• [What is required] Go through the lines below. Copy those with "false".

• [Given data]
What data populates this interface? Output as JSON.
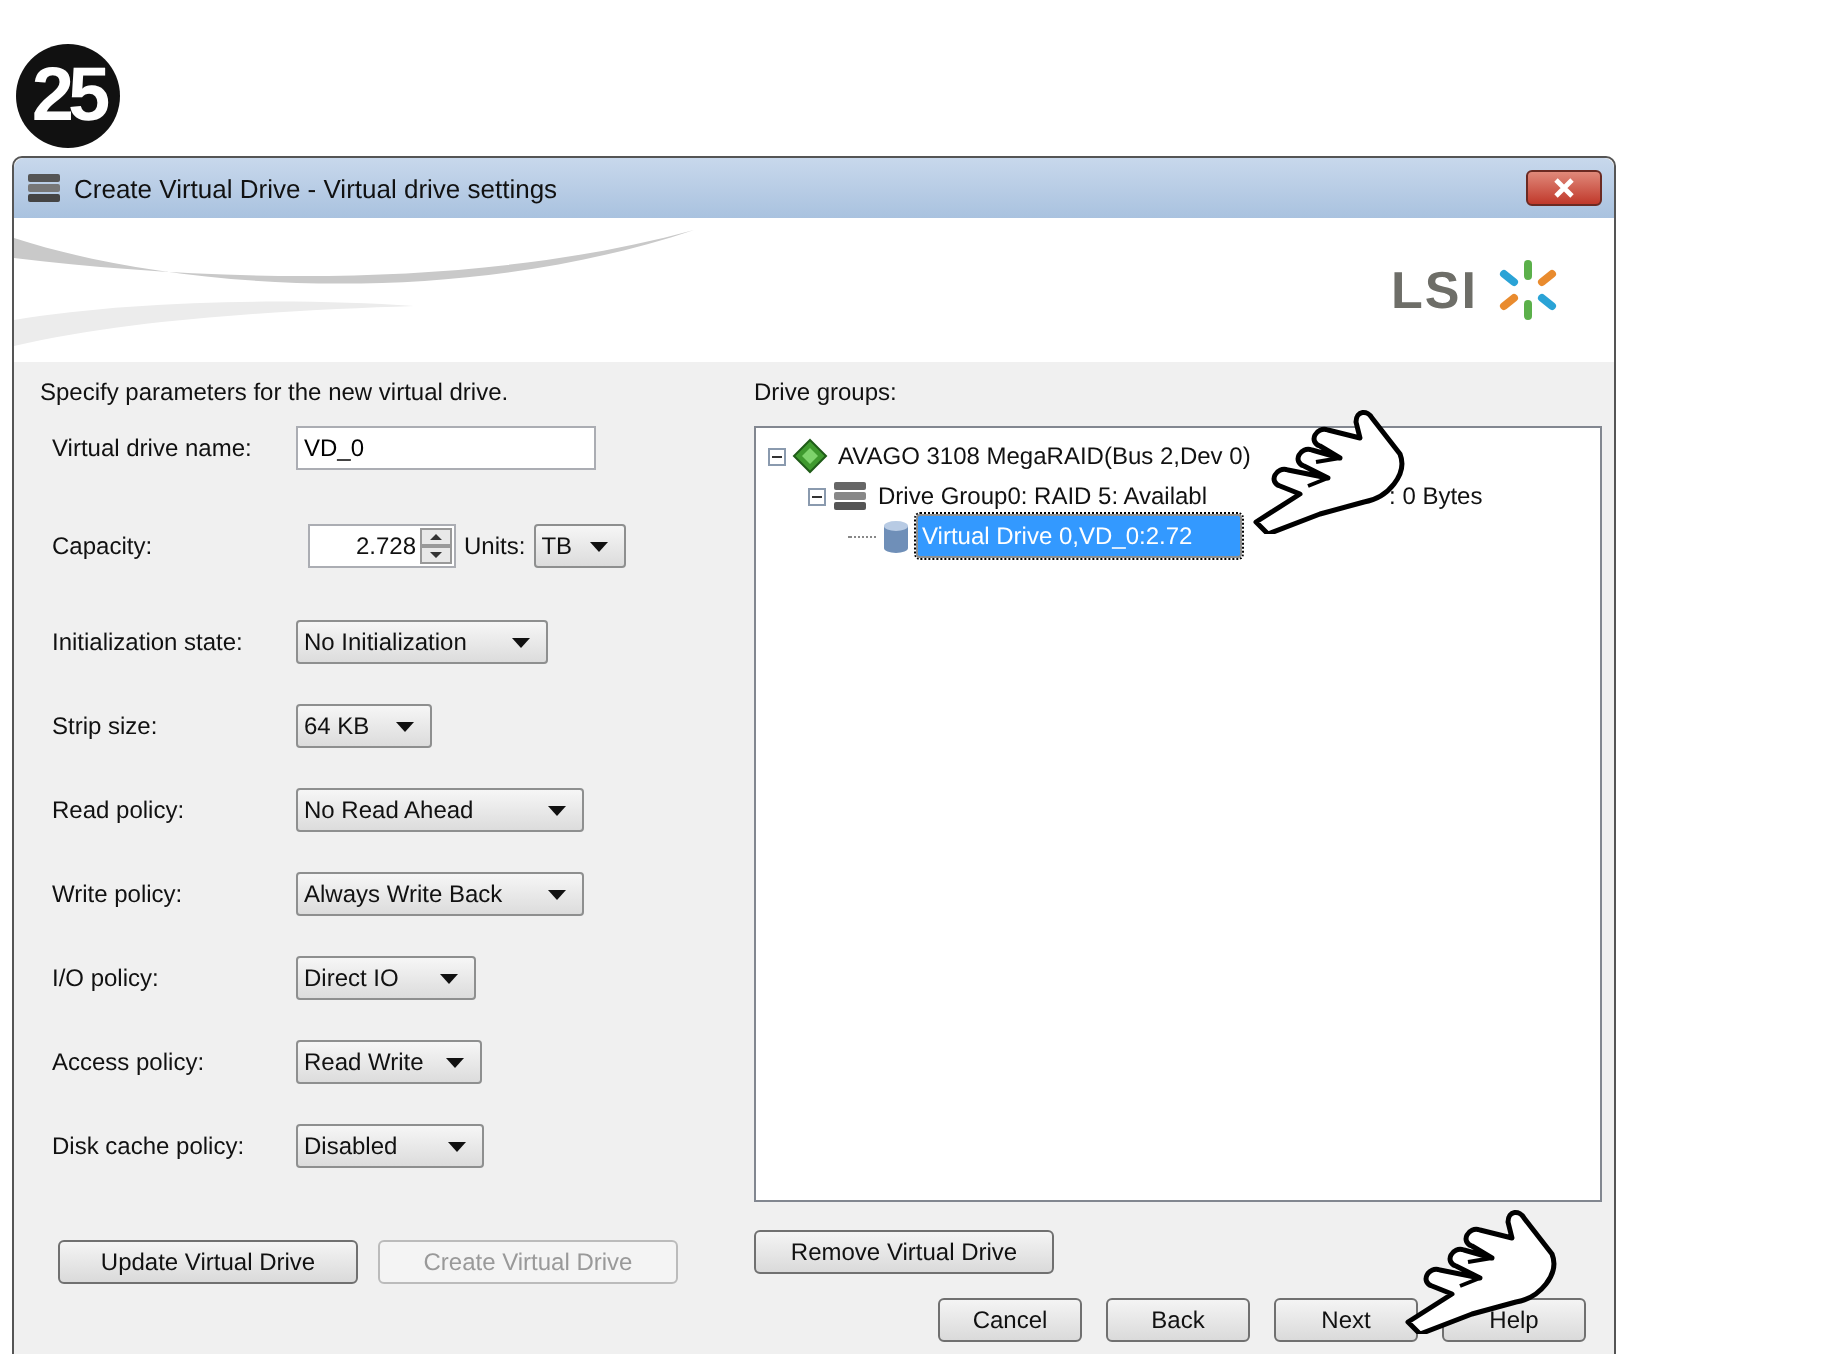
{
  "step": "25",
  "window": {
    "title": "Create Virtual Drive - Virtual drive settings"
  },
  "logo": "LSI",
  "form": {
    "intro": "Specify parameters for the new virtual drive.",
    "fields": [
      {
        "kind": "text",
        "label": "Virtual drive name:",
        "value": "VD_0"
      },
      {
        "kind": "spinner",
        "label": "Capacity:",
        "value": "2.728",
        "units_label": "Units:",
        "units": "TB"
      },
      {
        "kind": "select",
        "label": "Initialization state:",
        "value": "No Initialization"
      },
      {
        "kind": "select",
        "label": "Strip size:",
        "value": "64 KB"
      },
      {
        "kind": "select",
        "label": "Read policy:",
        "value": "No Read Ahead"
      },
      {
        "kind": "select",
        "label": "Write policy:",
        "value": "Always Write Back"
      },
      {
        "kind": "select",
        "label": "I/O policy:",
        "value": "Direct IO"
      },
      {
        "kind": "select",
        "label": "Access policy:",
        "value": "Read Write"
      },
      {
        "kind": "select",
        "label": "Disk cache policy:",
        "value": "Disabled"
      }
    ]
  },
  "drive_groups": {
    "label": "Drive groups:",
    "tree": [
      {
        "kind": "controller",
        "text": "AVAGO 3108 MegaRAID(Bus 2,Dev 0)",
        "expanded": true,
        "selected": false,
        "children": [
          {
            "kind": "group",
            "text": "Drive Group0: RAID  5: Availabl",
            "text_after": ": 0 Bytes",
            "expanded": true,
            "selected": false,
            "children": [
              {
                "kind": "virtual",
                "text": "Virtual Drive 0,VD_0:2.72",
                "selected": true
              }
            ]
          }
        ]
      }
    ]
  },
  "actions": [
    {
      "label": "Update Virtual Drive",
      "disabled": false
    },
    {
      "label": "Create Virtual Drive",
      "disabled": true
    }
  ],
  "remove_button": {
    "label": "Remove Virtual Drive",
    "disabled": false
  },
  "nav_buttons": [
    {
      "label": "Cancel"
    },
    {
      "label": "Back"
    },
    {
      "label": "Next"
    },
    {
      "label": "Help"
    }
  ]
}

• [Exercise output]
        "selected": false,
            "selected": false,
      "disabled": false
    "disabled": false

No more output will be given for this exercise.